◆ EXTRACTED RECORDS
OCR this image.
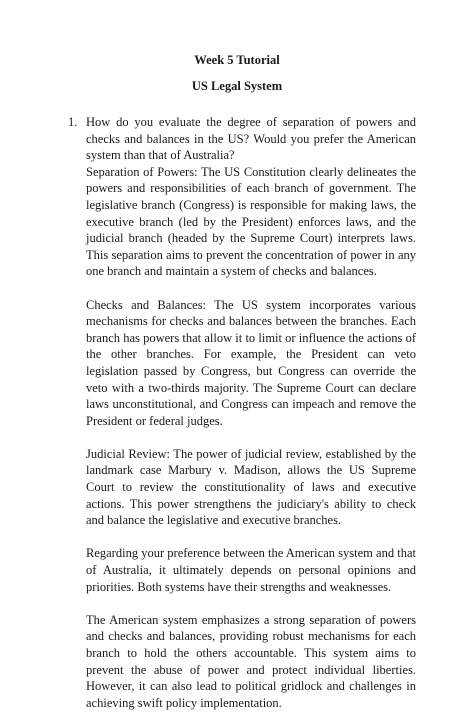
Week 5 Tutorial
US Legal System
1. How do you evaluate the degree of separation of powers and checks and balances in the US? Would you prefer the American system than that of Australia?

Separation of Powers: The US Constitution clearly delineates the powers and responsibilities of each branch of government. The legislative branch (Congress) is responsible for making laws, the executive branch (led by the President) enforces laws, and the judicial branch (headed by the Supreme Court) interprets laws. This separation aims to prevent the concentration of power in any one branch and maintain a system of checks and balances.

Checks and Balances: The US system incorporates various mechanisms for checks and balances between the branches. Each branch has powers that allow it to limit or influence the actions of the other branches. For example, the President can veto legislation passed by Congress, but Congress can override the veto with a two-thirds majority. The Supreme Court can declare laws unconstitutional, and Congress can impeach and remove the President or federal judges.

Judicial Review: The power of judicial review, established by the landmark case Marbury v. Madison, allows the US Supreme Court to review the constitutionality of laws and executive actions. This power strengthens the judiciary's ability to check and balance the legislative and executive branches.

Regarding your preference between the American system and that of Australia, it ultimately depends on personal opinions and priorities. Both systems have their strengths and weaknesses.

The American system emphasizes a strong separation of powers and checks and balances, providing robust mechanisms for each branch to hold the others accountable. This system aims to prevent the abuse of power and protect individual liberties. However, it can also lead to political gridlock and challenges in achieving swift policy implementation.
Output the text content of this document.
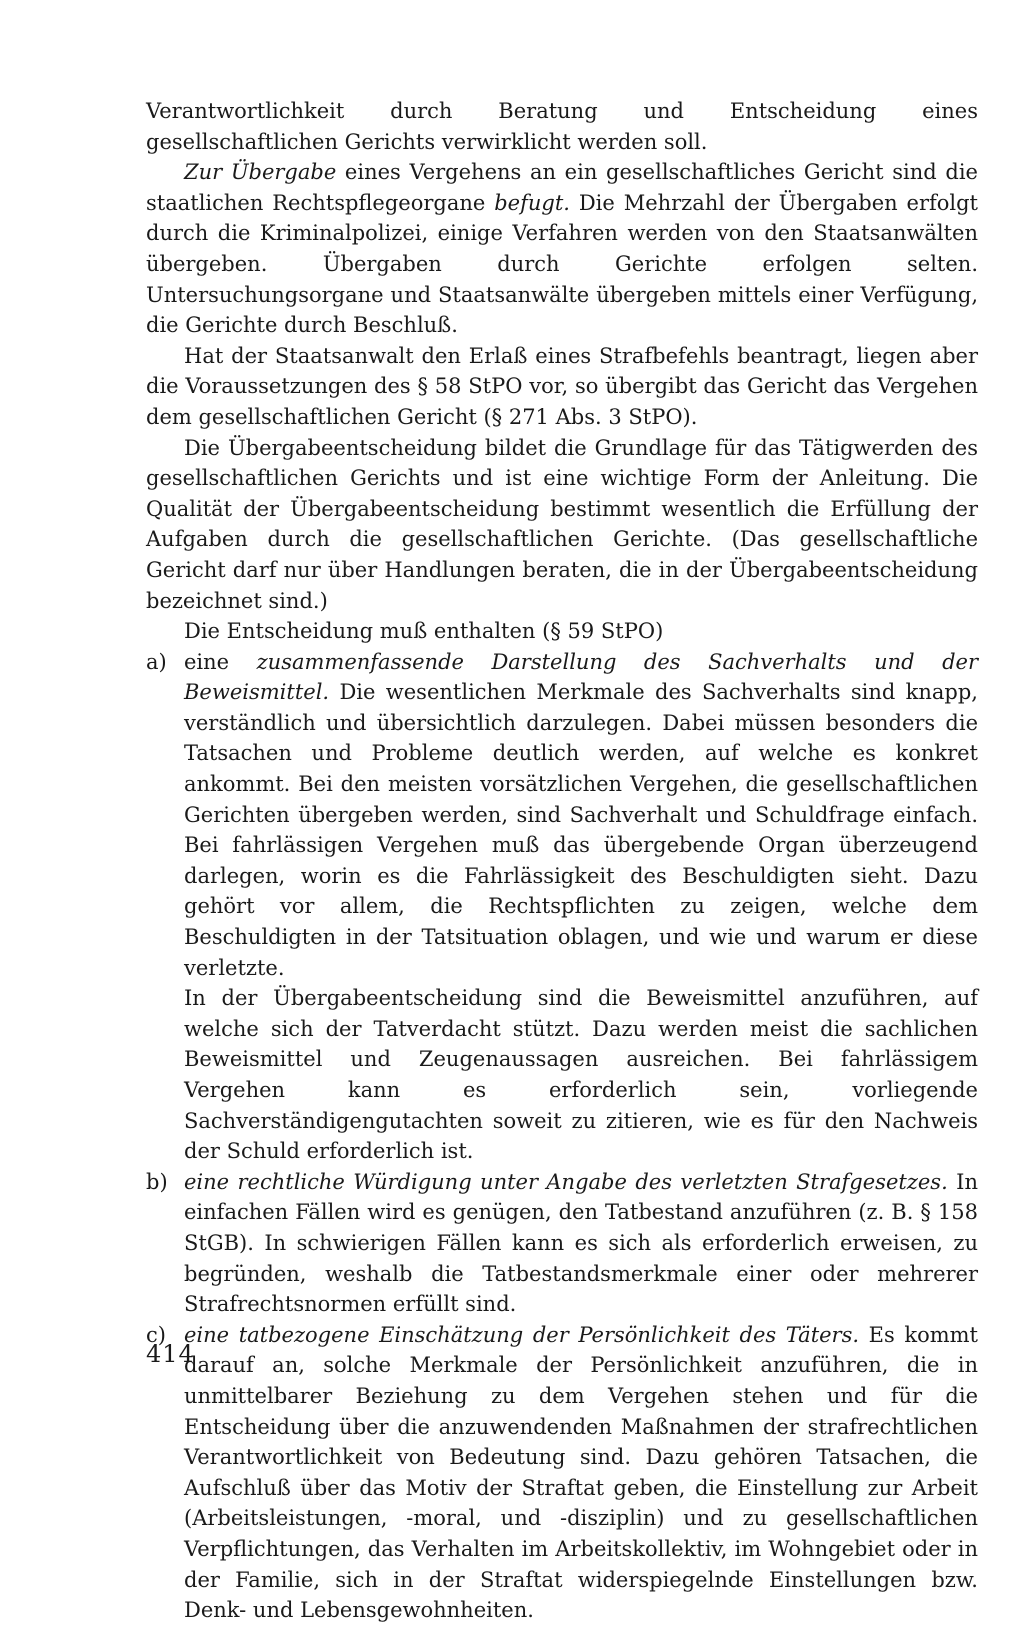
Verantwortlichkeit durch Beratung und Entscheidung eines gesellschaftlichen Gerichts verwirklicht werden soll.

Zur Übergabe eines Vergehens an ein gesellschaftliches Gericht sind die staatlichen Rechtspflegeorgane befugt. Die Mehrzahl der Übergaben erfolgt durch die Kriminalpolizei, einige Verfahren werden von den Staatsanwälten übergeben. Übergaben durch Gerichte erfolgen selten. Untersuchungsorgane und Staatsanwälte übergeben mittels einer Verfügung, die Gerichte durch Beschluß.

Hat der Staatsanwalt den Erlaß eines Strafbefehls beantragt, liegen aber die Voraussetzungen des § 58 StPO vor, so übergibt das Gericht das Vergehen dem gesellschaftlichen Gericht (§ 271 Abs. 3 StPO).

Die Übergabeentscheidung bildet die Grundlage für das Tätigwerden des gesellschaftlichen Gerichts und ist eine wichtige Form der Anleitung. Die Qualität der Übergabeentscheidung bestimmt wesentlich die Erfüllung der Aufgaben durch die gesellschaftlichen Gerichte. (Das gesellschaftliche Gericht darf nur über Handlungen beraten, die in der Übergabeentscheidung bezeichnet sind.)

Die Entscheidung muß enthalten (§ 59 StPO)

a) eine zusammenfassende Darstellung des Sachverhalts und der Beweismittel. Die wesentlichen Merkmale des Sachverhalts sind knapp, verständlich und übersichtlich darzulegen. Dabei müssen besonders die Tatsachen und Probleme deutlich werden, auf welche es konkret ankommt. Bei den meisten vorsätzlichen Vergehen, die gesellschaftlichen Gerichten übergeben werden, sind Sachverhalt und Schuldfrage einfach. Bei fahrlässigen Vergehen muß das übergebende Organ überzeugend darlegen, worin es die Fahrlässigkeit des Beschuldigten sieht. Dazu gehört vor allem, die Rechtspflichten zu zeigen, welche dem Beschuldigten in der Tatsituation oblagen, und wie und warum er diese verletzte.

In der Übergabeentscheidung sind die Beweismittel anzuführen, auf welche sich der Tatverdacht stützt. Dazu werden meist die sachlichen Beweismittel und Zeugenaussagen ausreichen. Bei fahrlässigem Vergehen kann es erforderlich sein, vorliegende Sachverständigengutachten soweit zu zitieren, wie es für den Nachweis der Schuld erforderlich ist.

b) eine rechtliche Würdigung unter Angabe des verletzten Strafgesetzes. In einfachen Fällen wird es genügen, den Tatbestand anzuführen (z. B. § 158 StGB). In schwierigen Fällen kann es sich als erforderlich erweisen, zu begründen, weshalb die Tatbestandsmerkmale einer oder mehrerer Strafrechtsnormen erfüllt sind.

c) eine tatbezogene Einschätzung der Persönlichkeit des Täters. Es kommt darauf an, solche Merkmale der Persönlichkeit anzuführen, die in unmittelbarer Beziehung zu dem Vergehen stehen und für die Entscheidung über die anzuwendenden Maßnahmen der strafrechtlichen Verantwortlichkeit von Bedeutung sind. Dazu gehören Tatsachen, die Aufschluß über das Motiv der Straftat geben, die Einstellung zur Arbeit (Arbeitsleistungen, -moral, und -disziplin) und zu gesellschaftlichen Verpflichtungen, das Verhalten im Arbeitskollektiv, im Wohngebiet oder in der Familie, sich in der Straftat widerspiegelnde Einstellungen bzw. Denk- und Lebensgewohnheiten.

414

◆ PROBLEM TO SOLVE
Every line above should be returned exactly; the pictures stay out.

◆ WRITTEN RESPONSE
OCR this image.
Week 5 Tutorial
US Legal System
1. How do you evaluate the degree of separation of powers and checks and balances in the US? Would you prefer the American system than that of Australia?

Separation of Powers: The US Constitution clearly delineates the powers and responsibilities of each branch of government. The legislative branch (Congress) is responsible for making laws, the executive branch (led by the President) enforces laws, and the judicial branch (headed by the Supreme Court) interprets laws. This separation aims to prevent the concentration of power in any one branch and maintain a system of checks and balances.

Checks and Balances: The US system incorporates various mechanisms for checks and balances between the branches. Each branch has powers that allow it to limit or influence the actions of the other branches. For example, the President can veto legislation passed by Congress, but Congress can override the veto with a two-thirds majority. The Supreme Court can declare laws unconstitutional, and Congress can impeach and remove the President or federal judges.

Judicial Review: The power of judicial review, established by the landmark case Marbury v. Madison, allows the US Supreme Court to review the constitutionality of laws and executive actions. This power strengthens the judiciary's ability to check and balance the legislative and executive branches.

Regarding your preference between the American system and that of Australia, it ultimately depends on personal opinions and priorities. Both systems have their strengths and weaknesses.

The American system emphasizes a strong separation of powers and checks and balances, providing robust mechanisms for each branch to hold the others accountable. This system aims to prevent the abuse of power and protect individual liberties. However, it can also lead to political gridlock and challenges in achieving swift policy implementation.
Output the text content of this document.
Verantwortlichkeit durch Beratung und Entscheidung eines gesellschaftlichen Gerichts verwirklicht werden soll.

Zur Übergabe eines Vergehens an ein gesellschaftliches Gericht sind die staatlichen Rechtspflegeorgane befugt. Die Mehrzahl der Übergaben erfolgt durch die Kriminalpolizei, einige Verfahren werden von den Staatsanwälten übergeben. Übergaben durch Gerichte erfolgen selten. Untersuchungsorgane und Staatsanwälte übergeben mittels einer Verfügung, die Gerichte durch Beschluß.

Hat der Staatsanwalt den Erlaß eines Strafbefehls beantragt, liegen aber die Voraussetzungen des § 58 StPO vor, so übergibt das Gericht das Vergehen dem gesellschaftlichen Gericht (§ 271 Abs. 3 StPO).

Die Übergabeentscheidung bildet die Grundlage für das Tätigwerden des gesellschaftlichen Gerichts und ist eine wichtige Form der Anleitung. Die Qualität der Übergabeentscheidung bestimmt wesentlich die Erfüllung der Aufgaben durch die gesellschaftlichen Gerichte. (Das gesellschaftliche Gericht darf nur über Handlungen beraten, die in der Übergabeentscheidung bezeichnet sind.)

Die Entscheidung muß enthalten (§ 59 StPO)

a) eine zusammenfassende Darstellung des Sachverhalts und der Beweismittel. Die wesentlichen Merkmale des Sachverhalts sind knapp, verständlich und übersichtlich darzulegen. Dabei müssen besonders die Tatsachen und Probleme deutlich werden, auf welche es konkret ankommt. Bei den meisten vorsätzlichen Vergehen, die gesellschaftlichen Gerichten übergeben werden, sind Sachverhalt und Schuldfrage einfach. Bei fahrlässigen Vergehen muß das übergebende Organ überzeugend darlegen, worin es die Fahrlässigkeit des Beschuldigten sieht. Dazu gehört vor allem, die Rechtspflichten zu zeigen, welche dem Beschuldigten in der Tatsituation oblagen, und wie und warum er diese verletzte.

In der Übergabeentscheidung sind die Beweismittel anzuführen, auf welche sich der Tatverdacht stützt. Dazu werden meist die sachlichen Beweismittel und Zeugenaussagen ausreichen. Bei fahrlässigem Vergehen kann es erforderlich sein, vorliegende Sachverständigengutachten soweit zu zitieren, wie es für den Nachweis der Schuld erforderlich ist.

b) eine rechtliche Würdigung unter Angabe des verletzten Strafgesetzes. In einfachen Fällen wird es genügen, den Tatbestand anzuführen (z. B. § 158 StGB). In schwierigen Fällen kann es sich als erforderlich erweisen, zu begründen, weshalb die Tatbestandsmerkmale einer oder mehrerer Strafrechtsnormen erfüllt sind.

c) eine tatbezogene Einschätzung der Persönlichkeit des Täters. Es kommt darauf an, solche Merkmale der Persönlichkeit anzuführen, die in unmittelbarer Beziehung zu dem Vergehen stehen und für die Entscheidung über die anzuwendenden Maßnahmen der strafrechtlichen Verantwortlichkeit von Bedeutung sind. Dazu gehören Tatsachen, die Aufschluß über das Motiv der Straftat geben, die Einstellung zur Arbeit (Arbeitsleistungen, -moral, und -disziplin) und zu gesellschaftlichen Verpflichtungen, das Verhalten im Arbeitskollektiv, im Wohngebiet oder in der Familie, sich in der Straftat widerspiegelnde Einstellungen bzw. Denk- und Lebensgewohnheiten.

414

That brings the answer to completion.